Items from a figure collection
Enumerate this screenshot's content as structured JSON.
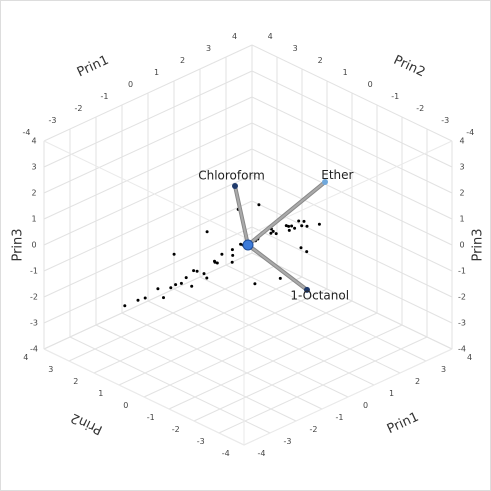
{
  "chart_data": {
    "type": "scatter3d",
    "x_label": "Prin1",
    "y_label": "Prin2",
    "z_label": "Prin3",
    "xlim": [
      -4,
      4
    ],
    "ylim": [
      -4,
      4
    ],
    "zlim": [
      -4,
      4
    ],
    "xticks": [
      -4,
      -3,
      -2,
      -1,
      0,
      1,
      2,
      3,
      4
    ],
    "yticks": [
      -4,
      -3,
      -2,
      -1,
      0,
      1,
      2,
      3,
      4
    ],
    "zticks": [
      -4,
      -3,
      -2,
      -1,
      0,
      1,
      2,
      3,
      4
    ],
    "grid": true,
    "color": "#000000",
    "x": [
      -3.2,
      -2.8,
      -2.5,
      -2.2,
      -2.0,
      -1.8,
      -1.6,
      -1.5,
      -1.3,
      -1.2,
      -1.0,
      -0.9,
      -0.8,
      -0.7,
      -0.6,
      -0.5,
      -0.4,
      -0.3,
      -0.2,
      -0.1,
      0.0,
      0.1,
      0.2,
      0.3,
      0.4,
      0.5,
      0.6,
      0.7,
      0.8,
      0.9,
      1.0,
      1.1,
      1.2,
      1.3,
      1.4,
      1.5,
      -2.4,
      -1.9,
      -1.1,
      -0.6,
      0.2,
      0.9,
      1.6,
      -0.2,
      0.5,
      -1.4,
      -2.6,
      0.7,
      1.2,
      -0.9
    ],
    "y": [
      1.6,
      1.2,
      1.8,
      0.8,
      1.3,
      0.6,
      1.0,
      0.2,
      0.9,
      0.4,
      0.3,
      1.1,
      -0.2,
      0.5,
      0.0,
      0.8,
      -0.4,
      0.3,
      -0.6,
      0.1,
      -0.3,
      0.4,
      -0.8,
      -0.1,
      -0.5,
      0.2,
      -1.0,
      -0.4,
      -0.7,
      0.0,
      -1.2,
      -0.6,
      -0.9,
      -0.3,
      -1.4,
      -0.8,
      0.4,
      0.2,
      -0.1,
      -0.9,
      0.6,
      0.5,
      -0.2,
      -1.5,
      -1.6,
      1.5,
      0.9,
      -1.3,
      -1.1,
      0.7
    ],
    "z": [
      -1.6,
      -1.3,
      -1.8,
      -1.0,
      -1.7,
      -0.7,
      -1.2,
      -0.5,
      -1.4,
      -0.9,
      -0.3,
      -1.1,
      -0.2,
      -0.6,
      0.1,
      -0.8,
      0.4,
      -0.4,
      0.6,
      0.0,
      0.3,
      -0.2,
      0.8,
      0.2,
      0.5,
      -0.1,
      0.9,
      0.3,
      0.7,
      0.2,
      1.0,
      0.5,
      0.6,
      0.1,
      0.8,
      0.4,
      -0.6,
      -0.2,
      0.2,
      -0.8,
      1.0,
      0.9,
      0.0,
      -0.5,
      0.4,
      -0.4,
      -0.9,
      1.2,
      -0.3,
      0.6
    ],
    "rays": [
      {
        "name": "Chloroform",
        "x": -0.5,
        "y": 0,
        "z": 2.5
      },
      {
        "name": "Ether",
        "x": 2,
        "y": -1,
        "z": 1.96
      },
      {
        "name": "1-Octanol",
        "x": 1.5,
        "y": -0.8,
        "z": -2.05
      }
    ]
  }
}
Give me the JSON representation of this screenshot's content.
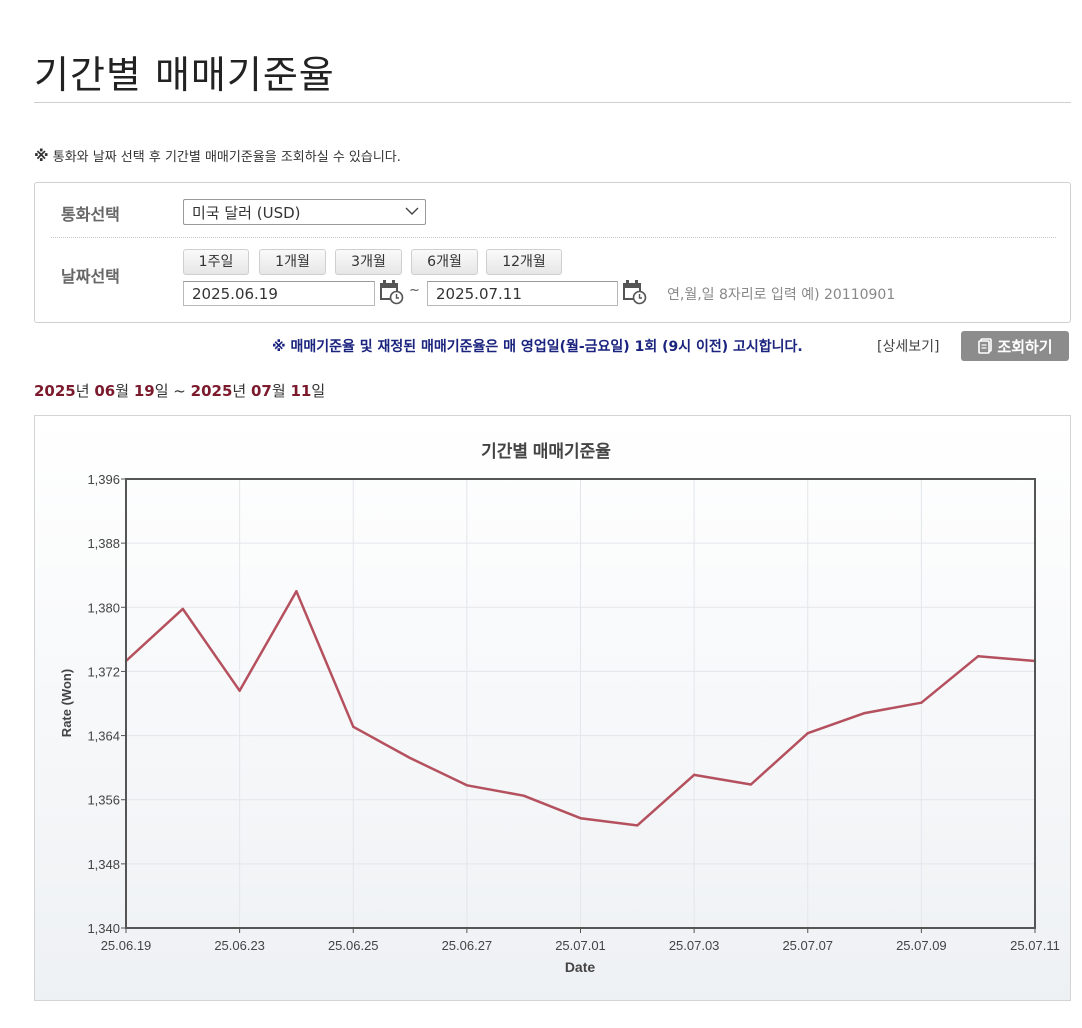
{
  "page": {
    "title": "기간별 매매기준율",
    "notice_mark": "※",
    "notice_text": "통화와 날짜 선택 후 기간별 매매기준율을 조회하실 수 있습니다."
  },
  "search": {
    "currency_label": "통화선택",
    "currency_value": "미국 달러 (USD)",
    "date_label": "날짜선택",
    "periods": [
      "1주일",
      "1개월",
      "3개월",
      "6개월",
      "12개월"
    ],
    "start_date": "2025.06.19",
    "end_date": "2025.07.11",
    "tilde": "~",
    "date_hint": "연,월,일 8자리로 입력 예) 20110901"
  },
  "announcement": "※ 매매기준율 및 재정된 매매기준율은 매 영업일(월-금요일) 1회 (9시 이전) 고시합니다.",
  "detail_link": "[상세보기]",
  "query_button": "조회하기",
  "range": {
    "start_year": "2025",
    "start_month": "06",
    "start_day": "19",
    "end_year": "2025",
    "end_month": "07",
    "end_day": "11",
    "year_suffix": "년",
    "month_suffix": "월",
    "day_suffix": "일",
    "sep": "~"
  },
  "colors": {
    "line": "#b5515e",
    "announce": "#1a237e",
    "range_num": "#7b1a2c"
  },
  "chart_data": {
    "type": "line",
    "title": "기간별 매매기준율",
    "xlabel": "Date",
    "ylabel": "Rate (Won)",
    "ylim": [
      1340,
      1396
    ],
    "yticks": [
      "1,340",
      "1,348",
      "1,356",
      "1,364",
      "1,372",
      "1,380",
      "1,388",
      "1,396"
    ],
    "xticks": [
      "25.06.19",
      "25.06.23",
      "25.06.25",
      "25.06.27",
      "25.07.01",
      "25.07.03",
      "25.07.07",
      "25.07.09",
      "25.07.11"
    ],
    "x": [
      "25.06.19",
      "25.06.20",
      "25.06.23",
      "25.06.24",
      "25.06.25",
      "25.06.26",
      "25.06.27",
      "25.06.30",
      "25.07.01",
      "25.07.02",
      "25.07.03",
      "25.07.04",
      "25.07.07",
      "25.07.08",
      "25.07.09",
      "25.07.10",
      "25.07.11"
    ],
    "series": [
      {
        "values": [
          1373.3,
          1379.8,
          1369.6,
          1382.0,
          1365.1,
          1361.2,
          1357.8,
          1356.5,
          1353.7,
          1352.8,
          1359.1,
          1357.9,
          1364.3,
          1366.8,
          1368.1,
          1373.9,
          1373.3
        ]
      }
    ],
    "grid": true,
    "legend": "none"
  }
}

Direction
Go through the material above and print all of it exactly, except the pictures.

The solution
Enumerate this screenshot's content as structured JSON.
{
  "chart_data": {
    "type": "scatter3d",
    "x_label": "Prin1",
    "y_label": "Prin2",
    "z_label": "Prin3",
    "xlim": [
      -4,
      4
    ],
    "ylim": [
      -4,
      4
    ],
    "zlim": [
      -4,
      4
    ],
    "xticks": [
      -4,
      -3,
      -2,
      -1,
      0,
      1,
      2,
      3,
      4
    ],
    "yticks": [
      -4,
      -3,
      -2,
      -1,
      0,
      1,
      2,
      3,
      4
    ],
    "zticks": [
      -4,
      -3,
      -2,
      -1,
      0,
      1,
      2,
      3,
      4
    ],
    "grid": true,
    "color": "#000000",
    "x": [
      -3.2,
      -2.8,
      -2.5,
      -2.2,
      -2.0,
      -1.8,
      -1.6,
      -1.5,
      -1.3,
      -1.2,
      -1.0,
      -0.9,
      -0.8,
      -0.7,
      -0.6,
      -0.5,
      -0.4,
      -0.3,
      -0.2,
      -0.1,
      0.0,
      0.1,
      0.2,
      0.3,
      0.4,
      0.5,
      0.6,
      0.7,
      0.8,
      0.9,
      1.0,
      1.1,
      1.2,
      1.3,
      1.4,
      1.5,
      -2.4,
      -1.9,
      -1.1,
      -0.6,
      0.2,
      0.9,
      1.6,
      -0.2,
      0.5,
      -1.4,
      -2.6,
      0.7,
      1.2,
      -0.9
    ],
    "y": [
      1.6,
      1.2,
      1.8,
      0.8,
      1.3,
      0.6,
      1.0,
      0.2,
      0.9,
      0.4,
      0.3,
      1.1,
      -0.2,
      0.5,
      0.0,
      0.8,
      -0.4,
      0.3,
      -0.6,
      0.1,
      -0.3,
      0.4,
      -0.8,
      -0.1,
      -0.5,
      0.2,
      -1.0,
      -0.4,
      -0.7,
      0.0,
      -1.2,
      -0.6,
      -0.9,
      -0.3,
      -1.4,
      -0.8,
      0.4,
      0.2,
      -0.1,
      -0.9,
      0.6,
      0.5,
      -0.2,
      -1.5,
      -1.6,
      1.5,
      0.9,
      -1.3,
      -1.1,
      0.7
    ],
    "z": [
      -1.6,
      -1.3,
      -1.8,
      -1.0,
      -1.7,
      -0.7,
      -1.2,
      -0.5,
      -1.4,
      -0.9,
      -0.3,
      -1.1,
      -0.2,
      -0.6,
      0.1,
      -0.8,
      0.4,
      -0.4,
      0.6,
      0.0,
      0.3,
      -0.2,
      0.8,
      0.2,
      0.5,
      -0.1,
      0.9,
      0.3,
      0.7,
      0.2,
      1.0,
      0.5,
      0.6,
      0.1,
      0.8,
      0.4,
      -0.6,
      -0.2,
      0.2,
      -0.8,
      1.0,
      0.9,
      0.0,
      -0.5,
      0.4,
      -0.4,
      -0.9,
      1.2,
      -0.3,
      0.6
    ],
    "rays": [
      {
        "name": "Chloroform",
        "x": -0.5,
        "y": 0,
        "z": 2.5
      },
      {
        "name": "Ether",
        "x": 2,
        "y": -1,
        "z": 1.96
      },
      {
        "name": "1-Octanol",
        "x": 1.5,
        "y": -0.8,
        "z": -2.05
      }
    ]
  }
}
Give me the JSON representation of this screenshot's content.
{
  "page": {
    "title": "기간별 매매기준율",
    "notice_mark": "※",
    "notice_text": "통화와 날짜 선택 후 기간별 매매기준율을 조회하실 수 있습니다."
  },
  "search": {
    "currency_label": "통화선택",
    "currency_value": "미국 달러 (USD)",
    "date_label": "날짜선택",
    "periods": [
      "1주일",
      "1개월",
      "3개월",
      "6개월",
      "12개월"
    ],
    "start_date": "2025.06.19",
    "end_date": "2025.07.11",
    "tilde": "~",
    "date_hint": "연,월,일 8자리로 입력 예) 20110901"
  },
  "announcement": "※ 매매기준율 및 재정된 매매기준율은 매 영업일(월-금요일) 1회 (9시 이전) 고시합니다.",
  "detail_link": "[상세보기]",
  "query_button": "조회하기",
  "range": {
    "start_year": "2025",
    "start_month": "06",
    "start_day": "19",
    "end_year": "2025",
    "end_month": "07",
    "end_day": "11",
    "year_suffix": "년",
    "month_suffix": "월",
    "day_suffix": "일",
    "sep": "~"
  },
  "colors": {
    "line": "#b5515e",
    "announce": "#1a237e",
    "range_num": "#7b1a2c"
  },
  "chart_data": {
    "type": "line",
    "title": "기간별 매매기준율",
    "xlabel": "Date",
    "ylabel": "Rate (Won)",
    "ylim": [
      1340,
      1396
    ],
    "yticks": [
      "1,340",
      "1,348",
      "1,356",
      "1,364",
      "1,372",
      "1,380",
      "1,388",
      "1,396"
    ],
    "xticks": [
      "25.06.19",
      "25.06.23",
      "25.06.25",
      "25.06.27",
      "25.07.01",
      "25.07.03",
      "25.07.07",
      "25.07.09",
      "25.07.11"
    ],
    "x": [
      "25.06.19",
      "25.06.20",
      "25.06.23",
      "25.06.24",
      "25.06.25",
      "25.06.26",
      "25.06.27",
      "25.06.30",
      "25.07.01",
      "25.07.02",
      "25.07.03",
      "25.07.04",
      "25.07.07",
      "25.07.08",
      "25.07.09",
      "25.07.10",
      "25.07.11"
    ],
    "series": [
      {
        "values": [
          1373.3,
          1379.8,
          1369.6,
          1382.0,
          1365.1,
          1361.2,
          1357.8,
          1356.5,
          1353.7,
          1352.8,
          1359.1,
          1357.9,
          1364.3,
          1366.8,
          1368.1,
          1373.9,
          1373.3
        ]
      }
    ],
    "grid": true,
    "legend": "none"
  }
}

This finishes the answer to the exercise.